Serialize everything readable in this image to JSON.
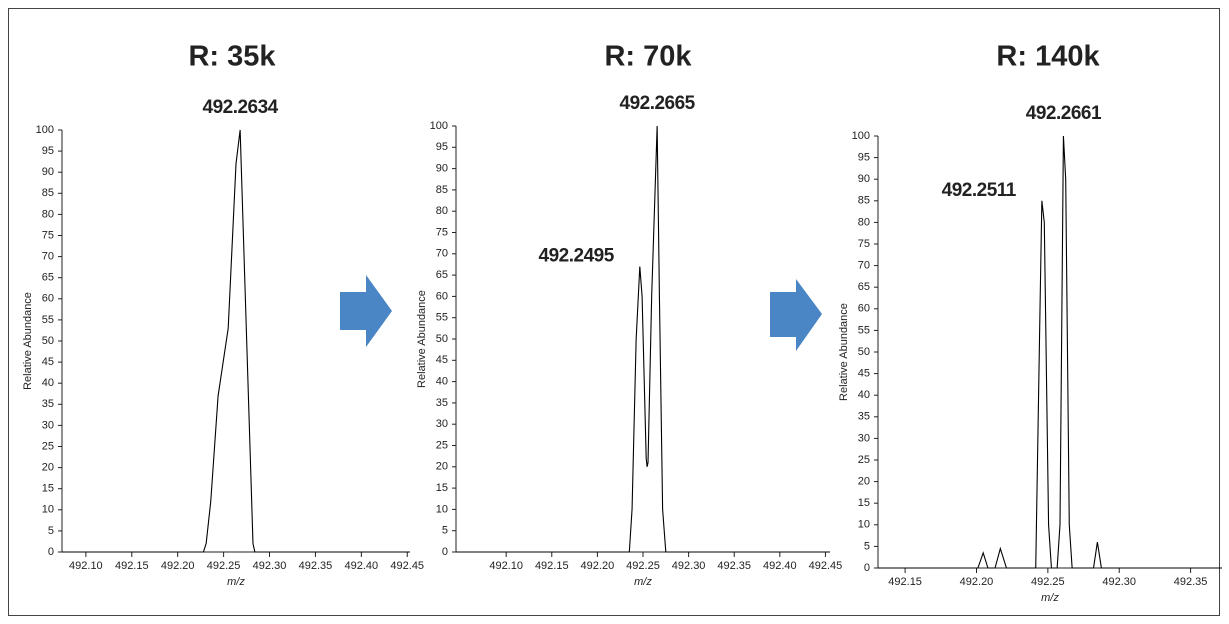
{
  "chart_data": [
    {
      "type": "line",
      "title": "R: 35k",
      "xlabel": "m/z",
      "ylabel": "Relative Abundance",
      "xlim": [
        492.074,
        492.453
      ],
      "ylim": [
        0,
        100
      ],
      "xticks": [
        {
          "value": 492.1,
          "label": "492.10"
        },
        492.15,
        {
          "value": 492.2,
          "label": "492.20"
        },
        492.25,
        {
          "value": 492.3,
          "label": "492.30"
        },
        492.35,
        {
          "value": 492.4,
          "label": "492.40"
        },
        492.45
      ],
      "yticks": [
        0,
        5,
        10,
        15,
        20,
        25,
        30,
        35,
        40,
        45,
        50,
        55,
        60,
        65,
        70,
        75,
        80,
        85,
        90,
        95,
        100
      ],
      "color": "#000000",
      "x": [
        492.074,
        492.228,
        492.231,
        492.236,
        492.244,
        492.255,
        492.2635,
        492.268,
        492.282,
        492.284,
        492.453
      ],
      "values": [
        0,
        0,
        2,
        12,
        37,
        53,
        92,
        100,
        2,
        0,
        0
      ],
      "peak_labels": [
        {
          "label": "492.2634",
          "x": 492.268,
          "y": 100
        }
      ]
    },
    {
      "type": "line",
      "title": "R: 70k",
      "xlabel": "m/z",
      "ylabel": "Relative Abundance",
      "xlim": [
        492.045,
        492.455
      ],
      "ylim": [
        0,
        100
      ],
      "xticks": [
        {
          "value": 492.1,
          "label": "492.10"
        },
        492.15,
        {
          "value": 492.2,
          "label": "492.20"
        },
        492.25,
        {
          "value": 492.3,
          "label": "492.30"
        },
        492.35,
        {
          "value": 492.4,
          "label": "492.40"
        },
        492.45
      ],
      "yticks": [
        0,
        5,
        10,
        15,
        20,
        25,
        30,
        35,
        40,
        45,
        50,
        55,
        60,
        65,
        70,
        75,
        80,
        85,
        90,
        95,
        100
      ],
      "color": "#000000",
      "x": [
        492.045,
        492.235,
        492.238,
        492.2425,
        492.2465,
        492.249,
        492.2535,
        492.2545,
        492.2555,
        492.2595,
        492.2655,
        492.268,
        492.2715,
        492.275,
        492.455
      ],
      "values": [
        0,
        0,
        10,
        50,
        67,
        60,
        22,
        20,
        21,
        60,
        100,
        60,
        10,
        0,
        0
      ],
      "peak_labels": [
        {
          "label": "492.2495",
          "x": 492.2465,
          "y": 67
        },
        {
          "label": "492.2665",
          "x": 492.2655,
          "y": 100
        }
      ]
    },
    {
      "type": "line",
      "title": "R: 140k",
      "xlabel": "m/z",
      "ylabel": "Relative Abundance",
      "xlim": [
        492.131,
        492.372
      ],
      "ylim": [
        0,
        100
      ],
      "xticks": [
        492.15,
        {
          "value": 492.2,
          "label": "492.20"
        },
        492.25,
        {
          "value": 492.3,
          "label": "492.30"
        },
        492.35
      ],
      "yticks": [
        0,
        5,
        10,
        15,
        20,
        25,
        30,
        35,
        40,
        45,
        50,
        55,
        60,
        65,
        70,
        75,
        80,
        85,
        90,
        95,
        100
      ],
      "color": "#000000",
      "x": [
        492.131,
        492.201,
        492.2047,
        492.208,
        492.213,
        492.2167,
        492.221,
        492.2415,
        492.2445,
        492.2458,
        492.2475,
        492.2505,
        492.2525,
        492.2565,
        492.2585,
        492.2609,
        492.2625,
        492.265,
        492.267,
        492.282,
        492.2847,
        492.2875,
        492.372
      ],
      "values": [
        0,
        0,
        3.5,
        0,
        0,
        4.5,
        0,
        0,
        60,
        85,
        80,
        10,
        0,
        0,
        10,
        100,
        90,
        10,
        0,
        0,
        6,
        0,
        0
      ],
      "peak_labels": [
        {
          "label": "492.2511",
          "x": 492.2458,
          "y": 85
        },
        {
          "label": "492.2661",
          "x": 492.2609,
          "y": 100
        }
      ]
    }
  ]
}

━━━

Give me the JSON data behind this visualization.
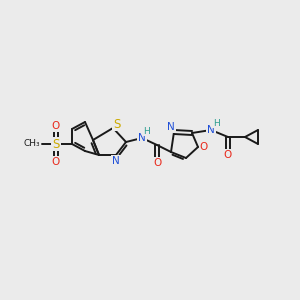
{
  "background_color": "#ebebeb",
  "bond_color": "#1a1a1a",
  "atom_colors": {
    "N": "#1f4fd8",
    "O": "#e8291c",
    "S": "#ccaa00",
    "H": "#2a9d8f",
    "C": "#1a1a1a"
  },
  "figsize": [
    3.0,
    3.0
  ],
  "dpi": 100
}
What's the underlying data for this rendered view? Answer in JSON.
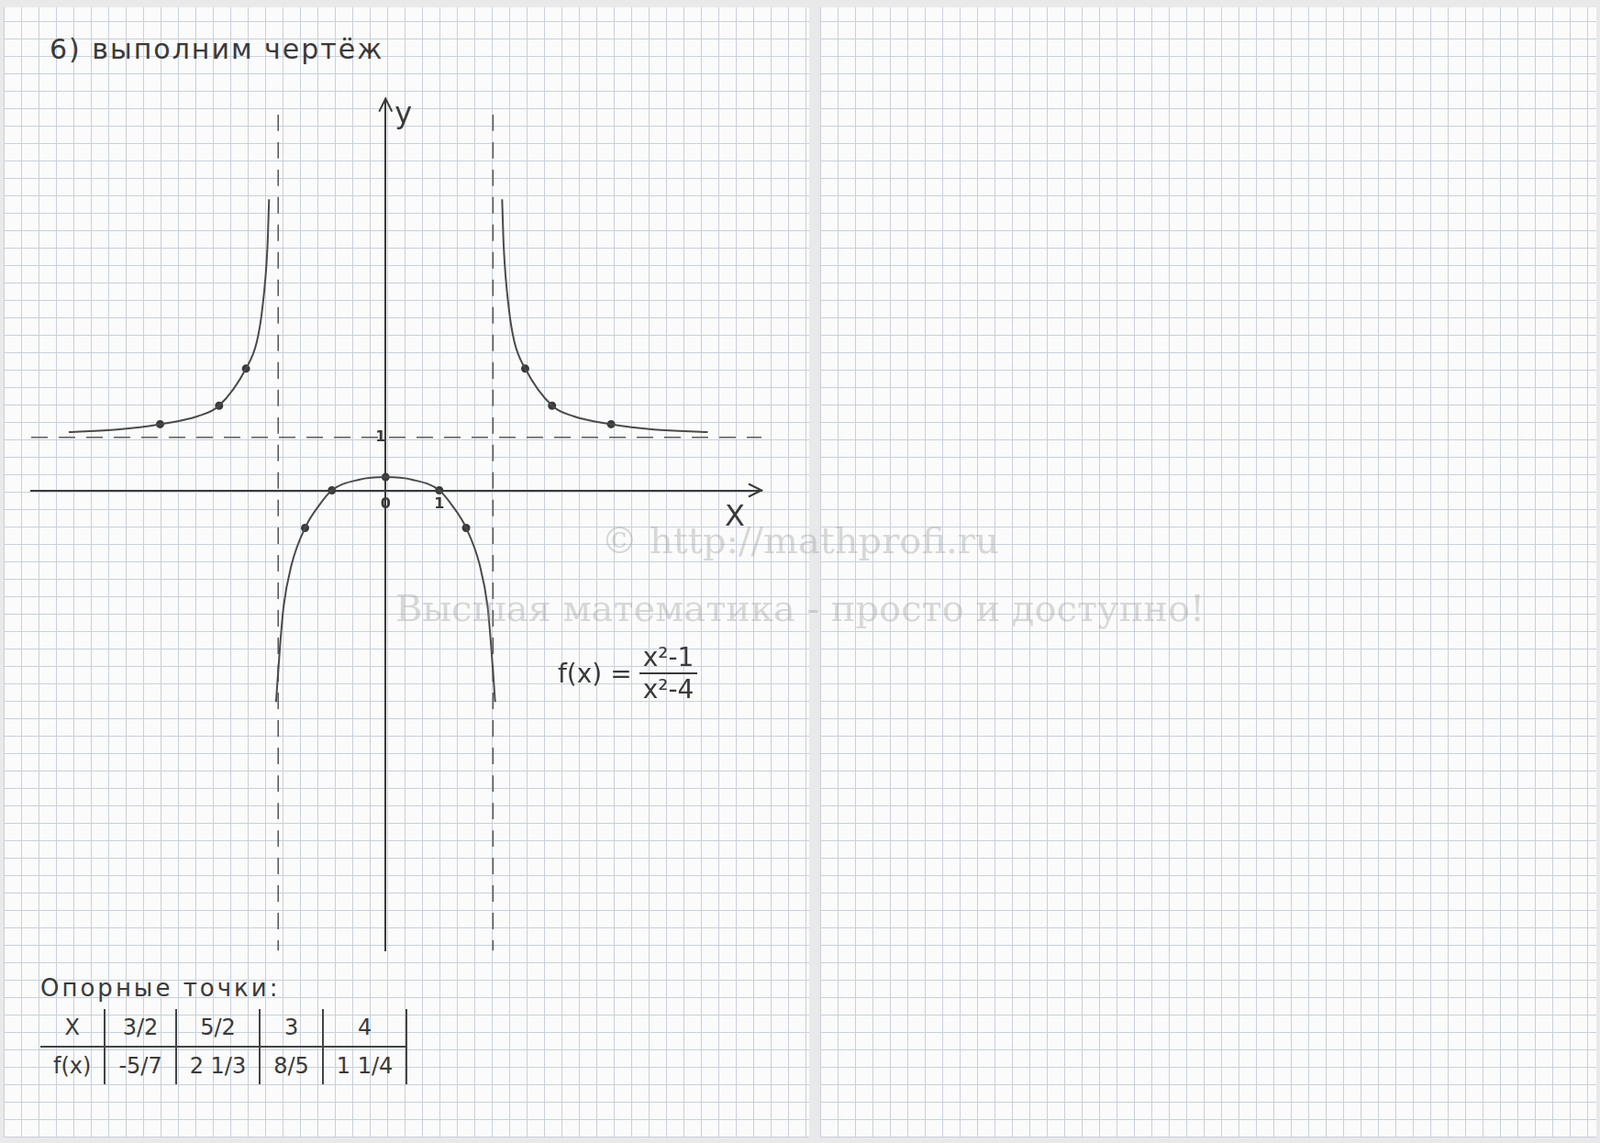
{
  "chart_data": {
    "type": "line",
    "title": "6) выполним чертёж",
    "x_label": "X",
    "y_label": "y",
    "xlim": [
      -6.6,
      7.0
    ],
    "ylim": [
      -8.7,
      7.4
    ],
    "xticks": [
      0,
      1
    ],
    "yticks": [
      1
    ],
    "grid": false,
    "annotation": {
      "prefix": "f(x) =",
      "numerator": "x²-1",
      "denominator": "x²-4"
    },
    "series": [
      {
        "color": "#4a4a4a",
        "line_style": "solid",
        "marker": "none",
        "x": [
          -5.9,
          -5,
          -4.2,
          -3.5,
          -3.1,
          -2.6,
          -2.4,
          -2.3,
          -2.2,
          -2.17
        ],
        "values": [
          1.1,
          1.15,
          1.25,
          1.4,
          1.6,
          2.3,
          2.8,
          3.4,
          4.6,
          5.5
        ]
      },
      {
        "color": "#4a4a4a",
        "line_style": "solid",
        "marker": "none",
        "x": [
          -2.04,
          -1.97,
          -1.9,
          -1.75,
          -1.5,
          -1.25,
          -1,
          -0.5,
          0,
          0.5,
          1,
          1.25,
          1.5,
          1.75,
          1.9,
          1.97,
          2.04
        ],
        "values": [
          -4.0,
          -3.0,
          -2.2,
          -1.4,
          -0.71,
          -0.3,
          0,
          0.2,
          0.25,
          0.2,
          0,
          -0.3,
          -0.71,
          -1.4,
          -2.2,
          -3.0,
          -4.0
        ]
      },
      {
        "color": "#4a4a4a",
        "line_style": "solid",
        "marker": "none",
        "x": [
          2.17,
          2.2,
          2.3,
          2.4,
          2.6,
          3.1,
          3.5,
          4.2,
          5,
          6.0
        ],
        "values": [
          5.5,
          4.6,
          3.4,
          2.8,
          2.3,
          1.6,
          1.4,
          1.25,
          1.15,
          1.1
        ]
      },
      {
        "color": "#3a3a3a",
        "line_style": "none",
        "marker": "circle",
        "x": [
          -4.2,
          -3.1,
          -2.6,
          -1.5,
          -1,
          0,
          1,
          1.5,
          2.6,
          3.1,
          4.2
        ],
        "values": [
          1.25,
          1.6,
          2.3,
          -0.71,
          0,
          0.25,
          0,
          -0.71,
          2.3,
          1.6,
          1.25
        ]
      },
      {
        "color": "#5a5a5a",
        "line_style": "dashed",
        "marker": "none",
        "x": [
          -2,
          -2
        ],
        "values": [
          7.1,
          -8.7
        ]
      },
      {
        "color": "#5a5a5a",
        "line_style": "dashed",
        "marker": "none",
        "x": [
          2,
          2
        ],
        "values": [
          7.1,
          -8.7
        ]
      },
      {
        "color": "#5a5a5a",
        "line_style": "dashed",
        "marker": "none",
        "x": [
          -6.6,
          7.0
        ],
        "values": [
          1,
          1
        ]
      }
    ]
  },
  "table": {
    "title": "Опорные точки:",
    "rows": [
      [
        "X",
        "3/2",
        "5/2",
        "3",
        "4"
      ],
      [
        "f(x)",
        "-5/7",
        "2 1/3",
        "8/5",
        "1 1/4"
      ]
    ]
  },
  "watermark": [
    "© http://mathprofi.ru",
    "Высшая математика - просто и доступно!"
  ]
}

━━━

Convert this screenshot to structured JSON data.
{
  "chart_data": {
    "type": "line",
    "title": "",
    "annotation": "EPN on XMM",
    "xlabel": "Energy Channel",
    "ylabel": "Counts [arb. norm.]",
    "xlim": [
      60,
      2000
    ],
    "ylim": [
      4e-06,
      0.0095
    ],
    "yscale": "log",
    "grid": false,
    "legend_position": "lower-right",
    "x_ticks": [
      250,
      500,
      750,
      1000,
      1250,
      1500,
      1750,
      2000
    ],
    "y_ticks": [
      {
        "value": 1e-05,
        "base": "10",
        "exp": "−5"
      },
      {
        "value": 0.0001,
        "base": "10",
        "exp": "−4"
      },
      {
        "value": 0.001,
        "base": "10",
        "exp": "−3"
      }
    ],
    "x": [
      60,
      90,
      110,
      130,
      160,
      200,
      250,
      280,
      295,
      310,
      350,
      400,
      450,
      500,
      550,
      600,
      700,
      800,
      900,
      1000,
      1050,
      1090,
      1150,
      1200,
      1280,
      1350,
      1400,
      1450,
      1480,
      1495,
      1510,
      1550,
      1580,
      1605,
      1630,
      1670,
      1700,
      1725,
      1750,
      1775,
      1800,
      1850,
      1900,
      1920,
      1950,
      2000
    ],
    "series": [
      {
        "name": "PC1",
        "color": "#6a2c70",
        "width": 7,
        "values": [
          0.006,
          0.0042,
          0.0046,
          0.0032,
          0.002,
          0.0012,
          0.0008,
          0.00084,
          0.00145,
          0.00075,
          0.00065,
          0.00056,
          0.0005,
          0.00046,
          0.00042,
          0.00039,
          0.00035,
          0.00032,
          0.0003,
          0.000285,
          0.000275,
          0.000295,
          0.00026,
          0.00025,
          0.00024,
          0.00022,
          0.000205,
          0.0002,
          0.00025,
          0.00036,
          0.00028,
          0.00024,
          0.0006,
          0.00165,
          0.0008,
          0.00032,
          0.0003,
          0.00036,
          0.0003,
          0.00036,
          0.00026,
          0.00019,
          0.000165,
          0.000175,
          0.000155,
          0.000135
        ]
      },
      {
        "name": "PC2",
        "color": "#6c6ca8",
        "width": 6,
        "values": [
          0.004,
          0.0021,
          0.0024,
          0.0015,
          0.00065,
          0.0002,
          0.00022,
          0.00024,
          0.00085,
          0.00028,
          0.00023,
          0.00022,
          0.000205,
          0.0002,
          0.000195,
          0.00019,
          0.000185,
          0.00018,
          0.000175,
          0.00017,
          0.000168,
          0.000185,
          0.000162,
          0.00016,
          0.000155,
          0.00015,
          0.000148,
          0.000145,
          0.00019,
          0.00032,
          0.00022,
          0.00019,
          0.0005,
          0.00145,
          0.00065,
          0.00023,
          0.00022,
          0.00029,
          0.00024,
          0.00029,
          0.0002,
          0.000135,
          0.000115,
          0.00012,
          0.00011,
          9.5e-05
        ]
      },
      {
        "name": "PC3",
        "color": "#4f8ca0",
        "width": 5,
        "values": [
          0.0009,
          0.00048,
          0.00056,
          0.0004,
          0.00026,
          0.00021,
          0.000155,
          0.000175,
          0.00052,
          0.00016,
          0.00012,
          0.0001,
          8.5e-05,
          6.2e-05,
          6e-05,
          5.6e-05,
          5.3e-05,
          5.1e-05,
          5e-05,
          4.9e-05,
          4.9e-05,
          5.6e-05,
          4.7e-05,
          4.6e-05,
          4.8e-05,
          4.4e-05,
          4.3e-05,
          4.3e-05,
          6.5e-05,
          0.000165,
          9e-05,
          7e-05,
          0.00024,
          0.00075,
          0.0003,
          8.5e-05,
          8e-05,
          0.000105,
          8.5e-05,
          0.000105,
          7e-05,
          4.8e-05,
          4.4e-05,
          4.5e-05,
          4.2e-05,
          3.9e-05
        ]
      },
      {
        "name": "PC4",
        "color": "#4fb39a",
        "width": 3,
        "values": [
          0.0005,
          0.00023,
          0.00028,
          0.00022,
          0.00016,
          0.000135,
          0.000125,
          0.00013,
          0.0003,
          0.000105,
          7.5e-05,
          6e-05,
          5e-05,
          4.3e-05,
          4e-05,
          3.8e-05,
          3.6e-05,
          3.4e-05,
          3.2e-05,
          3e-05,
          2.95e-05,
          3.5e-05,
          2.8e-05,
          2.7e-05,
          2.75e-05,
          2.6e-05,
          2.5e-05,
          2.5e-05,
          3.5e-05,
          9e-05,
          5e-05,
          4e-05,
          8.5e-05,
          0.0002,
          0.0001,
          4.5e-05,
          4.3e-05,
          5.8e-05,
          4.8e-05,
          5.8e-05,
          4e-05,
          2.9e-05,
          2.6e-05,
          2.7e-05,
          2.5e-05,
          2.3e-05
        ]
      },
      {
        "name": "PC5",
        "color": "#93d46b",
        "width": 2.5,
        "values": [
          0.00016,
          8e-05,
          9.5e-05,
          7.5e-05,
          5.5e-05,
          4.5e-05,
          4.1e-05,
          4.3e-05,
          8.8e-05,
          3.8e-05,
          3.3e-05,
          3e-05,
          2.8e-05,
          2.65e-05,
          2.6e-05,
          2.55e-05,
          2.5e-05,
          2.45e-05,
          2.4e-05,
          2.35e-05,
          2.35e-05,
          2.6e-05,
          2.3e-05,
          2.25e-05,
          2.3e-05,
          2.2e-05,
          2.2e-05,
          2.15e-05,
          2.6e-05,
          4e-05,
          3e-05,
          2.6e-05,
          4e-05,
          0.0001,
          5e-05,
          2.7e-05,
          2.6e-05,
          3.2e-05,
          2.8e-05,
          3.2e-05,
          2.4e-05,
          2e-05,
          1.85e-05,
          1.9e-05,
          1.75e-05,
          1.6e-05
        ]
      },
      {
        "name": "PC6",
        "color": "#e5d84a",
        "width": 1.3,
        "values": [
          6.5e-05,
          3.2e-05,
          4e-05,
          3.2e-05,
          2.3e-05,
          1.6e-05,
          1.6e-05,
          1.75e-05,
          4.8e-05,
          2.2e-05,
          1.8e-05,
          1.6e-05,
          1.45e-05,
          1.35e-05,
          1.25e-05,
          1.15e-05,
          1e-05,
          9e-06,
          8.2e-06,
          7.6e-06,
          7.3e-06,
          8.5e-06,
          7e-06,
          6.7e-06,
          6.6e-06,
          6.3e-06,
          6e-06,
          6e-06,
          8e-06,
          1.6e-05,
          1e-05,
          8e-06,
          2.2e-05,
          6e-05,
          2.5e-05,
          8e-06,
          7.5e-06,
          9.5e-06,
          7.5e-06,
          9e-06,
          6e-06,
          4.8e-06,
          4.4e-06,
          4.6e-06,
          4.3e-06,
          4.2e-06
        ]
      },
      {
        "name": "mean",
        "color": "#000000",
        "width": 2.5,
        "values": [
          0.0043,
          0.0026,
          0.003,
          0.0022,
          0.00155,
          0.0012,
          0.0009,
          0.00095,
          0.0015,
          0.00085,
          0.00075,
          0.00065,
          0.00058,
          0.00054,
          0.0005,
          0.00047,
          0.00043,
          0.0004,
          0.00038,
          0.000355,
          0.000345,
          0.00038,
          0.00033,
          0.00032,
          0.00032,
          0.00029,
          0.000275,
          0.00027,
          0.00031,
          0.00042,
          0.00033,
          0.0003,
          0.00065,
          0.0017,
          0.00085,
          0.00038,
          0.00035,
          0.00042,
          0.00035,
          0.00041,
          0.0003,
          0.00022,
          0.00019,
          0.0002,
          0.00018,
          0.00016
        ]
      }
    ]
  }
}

━━━

§ The exercise
Filter the records down to the lines that contain the string "JSON", and copy those lines.

§ Worked answer
Serialize everything readable in this image to JSON.
Give me the JSON data behind this visualization.
What's the underlying data for this rendered view? Answer in JSON.
Convert this screenshot to structured JSON data.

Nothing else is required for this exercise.